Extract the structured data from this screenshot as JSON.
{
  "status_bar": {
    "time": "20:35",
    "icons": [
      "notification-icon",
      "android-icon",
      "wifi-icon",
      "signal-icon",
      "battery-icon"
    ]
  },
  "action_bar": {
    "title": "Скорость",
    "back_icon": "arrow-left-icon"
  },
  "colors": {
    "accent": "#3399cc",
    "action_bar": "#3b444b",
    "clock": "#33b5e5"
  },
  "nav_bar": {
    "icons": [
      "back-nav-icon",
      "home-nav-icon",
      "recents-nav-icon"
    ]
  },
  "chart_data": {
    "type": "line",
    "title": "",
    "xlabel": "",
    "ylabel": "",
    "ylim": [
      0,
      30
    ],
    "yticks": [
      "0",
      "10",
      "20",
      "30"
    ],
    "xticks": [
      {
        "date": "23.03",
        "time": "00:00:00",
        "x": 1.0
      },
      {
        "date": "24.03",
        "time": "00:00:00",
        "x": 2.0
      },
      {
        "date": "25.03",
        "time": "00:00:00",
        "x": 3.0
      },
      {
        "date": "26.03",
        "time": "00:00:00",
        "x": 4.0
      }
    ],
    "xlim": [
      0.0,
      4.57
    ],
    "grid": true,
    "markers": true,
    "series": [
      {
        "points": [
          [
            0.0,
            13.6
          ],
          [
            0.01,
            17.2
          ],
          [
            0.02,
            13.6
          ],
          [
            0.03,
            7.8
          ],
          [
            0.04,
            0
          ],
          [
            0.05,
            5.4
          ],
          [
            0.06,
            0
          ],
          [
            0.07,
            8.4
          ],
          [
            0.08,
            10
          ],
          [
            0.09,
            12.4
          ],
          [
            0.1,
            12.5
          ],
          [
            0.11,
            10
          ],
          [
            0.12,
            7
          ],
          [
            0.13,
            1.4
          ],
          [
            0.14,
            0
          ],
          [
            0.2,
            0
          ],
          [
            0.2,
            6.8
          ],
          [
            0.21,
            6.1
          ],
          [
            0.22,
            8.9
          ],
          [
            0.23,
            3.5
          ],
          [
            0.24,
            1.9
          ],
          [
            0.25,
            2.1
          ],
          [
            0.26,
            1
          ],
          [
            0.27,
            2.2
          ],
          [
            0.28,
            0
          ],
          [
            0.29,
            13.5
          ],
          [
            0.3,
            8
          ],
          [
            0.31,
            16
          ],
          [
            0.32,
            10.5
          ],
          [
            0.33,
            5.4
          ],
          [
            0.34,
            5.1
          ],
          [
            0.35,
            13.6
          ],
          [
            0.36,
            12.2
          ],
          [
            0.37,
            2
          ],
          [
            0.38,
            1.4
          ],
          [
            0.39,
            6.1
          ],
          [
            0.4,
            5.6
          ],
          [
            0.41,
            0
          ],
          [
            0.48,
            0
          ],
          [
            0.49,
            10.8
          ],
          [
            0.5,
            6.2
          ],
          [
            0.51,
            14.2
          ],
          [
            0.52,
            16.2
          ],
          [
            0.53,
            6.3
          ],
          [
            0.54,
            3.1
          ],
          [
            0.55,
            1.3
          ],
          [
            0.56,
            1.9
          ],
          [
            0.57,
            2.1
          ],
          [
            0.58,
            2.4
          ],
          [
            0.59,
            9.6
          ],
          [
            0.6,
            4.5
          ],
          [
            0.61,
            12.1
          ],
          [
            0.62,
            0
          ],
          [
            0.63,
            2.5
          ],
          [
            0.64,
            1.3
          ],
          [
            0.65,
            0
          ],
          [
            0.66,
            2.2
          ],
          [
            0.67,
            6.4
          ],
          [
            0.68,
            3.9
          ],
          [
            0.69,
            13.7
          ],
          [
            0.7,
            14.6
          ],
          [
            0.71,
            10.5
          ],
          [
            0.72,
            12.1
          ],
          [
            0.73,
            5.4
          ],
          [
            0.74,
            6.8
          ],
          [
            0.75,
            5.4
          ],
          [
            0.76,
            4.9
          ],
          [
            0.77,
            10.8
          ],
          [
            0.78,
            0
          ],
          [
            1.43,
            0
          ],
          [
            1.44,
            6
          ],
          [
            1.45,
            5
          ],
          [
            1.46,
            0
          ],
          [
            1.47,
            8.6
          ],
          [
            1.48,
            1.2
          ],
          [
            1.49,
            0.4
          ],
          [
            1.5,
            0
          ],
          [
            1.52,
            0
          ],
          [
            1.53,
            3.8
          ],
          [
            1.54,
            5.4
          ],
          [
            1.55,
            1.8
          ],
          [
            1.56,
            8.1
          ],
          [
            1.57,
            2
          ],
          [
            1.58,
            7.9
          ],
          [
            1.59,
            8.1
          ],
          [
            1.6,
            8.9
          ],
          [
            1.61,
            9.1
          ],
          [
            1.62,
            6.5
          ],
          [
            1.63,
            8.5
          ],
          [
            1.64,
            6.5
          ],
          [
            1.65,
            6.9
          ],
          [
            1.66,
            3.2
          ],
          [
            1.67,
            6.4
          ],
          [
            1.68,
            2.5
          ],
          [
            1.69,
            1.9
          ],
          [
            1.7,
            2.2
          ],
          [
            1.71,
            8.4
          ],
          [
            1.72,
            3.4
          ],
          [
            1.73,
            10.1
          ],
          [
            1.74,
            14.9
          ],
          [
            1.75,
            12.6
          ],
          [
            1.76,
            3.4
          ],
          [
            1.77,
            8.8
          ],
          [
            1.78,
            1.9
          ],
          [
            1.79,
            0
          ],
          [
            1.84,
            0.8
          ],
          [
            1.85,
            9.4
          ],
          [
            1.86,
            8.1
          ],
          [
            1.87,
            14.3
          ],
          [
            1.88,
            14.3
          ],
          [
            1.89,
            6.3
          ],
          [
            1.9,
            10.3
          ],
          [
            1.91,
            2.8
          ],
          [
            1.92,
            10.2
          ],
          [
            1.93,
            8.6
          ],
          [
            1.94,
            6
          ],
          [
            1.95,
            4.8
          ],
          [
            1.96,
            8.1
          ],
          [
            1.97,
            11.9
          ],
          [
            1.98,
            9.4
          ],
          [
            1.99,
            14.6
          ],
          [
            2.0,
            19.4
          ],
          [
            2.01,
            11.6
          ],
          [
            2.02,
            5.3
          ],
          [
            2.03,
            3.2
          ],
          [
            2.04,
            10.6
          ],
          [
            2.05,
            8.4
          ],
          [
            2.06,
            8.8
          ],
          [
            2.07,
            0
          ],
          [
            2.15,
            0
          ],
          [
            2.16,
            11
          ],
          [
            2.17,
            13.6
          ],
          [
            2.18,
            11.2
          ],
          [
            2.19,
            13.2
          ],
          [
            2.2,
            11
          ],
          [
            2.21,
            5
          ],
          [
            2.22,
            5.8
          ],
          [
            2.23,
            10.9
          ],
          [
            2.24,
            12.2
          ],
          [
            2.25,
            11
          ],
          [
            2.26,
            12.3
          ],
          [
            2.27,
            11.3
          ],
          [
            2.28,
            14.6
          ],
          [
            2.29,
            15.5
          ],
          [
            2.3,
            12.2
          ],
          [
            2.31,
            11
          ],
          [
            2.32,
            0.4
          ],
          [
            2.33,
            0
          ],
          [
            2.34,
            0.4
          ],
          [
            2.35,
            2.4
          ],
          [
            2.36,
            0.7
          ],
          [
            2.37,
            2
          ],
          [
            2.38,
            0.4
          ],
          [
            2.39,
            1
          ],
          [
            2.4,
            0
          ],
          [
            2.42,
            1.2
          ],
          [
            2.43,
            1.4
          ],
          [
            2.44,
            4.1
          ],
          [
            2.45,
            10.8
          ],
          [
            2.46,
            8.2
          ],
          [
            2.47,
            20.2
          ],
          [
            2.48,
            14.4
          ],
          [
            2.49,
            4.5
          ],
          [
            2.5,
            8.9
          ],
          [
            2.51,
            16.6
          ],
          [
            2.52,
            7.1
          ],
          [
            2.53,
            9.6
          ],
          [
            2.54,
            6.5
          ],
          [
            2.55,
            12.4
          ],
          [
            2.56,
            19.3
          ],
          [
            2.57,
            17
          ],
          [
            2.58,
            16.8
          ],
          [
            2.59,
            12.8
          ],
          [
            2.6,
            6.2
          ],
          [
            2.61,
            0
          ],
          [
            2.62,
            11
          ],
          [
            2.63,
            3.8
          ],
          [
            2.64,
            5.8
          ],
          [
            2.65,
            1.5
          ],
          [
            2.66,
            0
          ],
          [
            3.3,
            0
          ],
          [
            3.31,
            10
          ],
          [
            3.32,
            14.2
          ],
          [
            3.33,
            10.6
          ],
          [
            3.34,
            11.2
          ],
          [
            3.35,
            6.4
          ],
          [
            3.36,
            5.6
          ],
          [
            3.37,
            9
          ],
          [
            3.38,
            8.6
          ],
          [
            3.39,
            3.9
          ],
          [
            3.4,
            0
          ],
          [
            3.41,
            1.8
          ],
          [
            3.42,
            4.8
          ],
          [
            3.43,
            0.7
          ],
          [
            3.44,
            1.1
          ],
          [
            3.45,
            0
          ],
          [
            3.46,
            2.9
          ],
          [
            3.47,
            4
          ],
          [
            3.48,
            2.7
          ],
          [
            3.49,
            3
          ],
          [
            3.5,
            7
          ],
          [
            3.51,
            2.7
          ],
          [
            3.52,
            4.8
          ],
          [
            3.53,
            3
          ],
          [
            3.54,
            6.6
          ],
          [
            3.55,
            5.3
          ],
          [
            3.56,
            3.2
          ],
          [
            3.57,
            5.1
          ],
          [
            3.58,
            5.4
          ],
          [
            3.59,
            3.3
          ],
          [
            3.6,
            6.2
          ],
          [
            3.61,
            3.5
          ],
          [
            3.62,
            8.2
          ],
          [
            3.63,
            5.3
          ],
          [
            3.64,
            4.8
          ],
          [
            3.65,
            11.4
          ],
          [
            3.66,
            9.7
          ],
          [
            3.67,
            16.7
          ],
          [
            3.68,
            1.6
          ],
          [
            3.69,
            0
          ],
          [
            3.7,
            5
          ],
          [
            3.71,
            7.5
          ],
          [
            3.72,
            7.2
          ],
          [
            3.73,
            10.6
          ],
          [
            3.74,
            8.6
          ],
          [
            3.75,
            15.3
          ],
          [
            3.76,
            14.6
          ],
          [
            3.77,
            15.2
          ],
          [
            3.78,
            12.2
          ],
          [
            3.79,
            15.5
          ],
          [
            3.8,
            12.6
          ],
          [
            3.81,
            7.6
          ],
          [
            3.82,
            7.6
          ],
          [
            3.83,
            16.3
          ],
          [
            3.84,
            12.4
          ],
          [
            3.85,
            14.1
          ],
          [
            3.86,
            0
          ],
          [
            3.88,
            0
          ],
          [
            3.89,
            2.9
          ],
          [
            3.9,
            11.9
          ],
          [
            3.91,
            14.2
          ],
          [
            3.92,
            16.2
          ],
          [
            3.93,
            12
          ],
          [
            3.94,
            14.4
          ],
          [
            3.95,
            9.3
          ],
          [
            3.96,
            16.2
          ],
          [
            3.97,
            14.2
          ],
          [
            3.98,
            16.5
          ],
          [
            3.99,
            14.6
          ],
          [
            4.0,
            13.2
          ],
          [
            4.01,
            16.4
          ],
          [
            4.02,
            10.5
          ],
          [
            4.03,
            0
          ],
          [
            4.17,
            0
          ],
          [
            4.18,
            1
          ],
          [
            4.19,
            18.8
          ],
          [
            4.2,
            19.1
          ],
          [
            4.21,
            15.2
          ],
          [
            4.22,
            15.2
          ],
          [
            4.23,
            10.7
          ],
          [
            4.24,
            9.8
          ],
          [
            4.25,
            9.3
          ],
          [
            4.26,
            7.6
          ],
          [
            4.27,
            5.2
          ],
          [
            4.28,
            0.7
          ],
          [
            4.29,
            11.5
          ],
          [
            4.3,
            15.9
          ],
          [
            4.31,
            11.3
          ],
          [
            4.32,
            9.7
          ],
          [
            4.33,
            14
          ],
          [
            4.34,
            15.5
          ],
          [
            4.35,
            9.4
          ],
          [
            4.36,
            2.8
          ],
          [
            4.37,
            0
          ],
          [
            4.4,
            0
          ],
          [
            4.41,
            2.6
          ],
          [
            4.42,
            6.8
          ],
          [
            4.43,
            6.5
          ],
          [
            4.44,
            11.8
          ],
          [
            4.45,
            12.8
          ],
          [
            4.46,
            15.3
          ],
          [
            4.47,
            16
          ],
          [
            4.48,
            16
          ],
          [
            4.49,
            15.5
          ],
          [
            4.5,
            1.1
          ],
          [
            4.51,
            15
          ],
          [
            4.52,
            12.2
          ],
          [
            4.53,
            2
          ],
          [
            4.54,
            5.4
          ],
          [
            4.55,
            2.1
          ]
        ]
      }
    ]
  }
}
_ _ _ _
Read through the entries and copy every line that includes "date".

        "date": "23.03",
        "date": "24.03",
        "date": "25.03",
        "date": "26.03",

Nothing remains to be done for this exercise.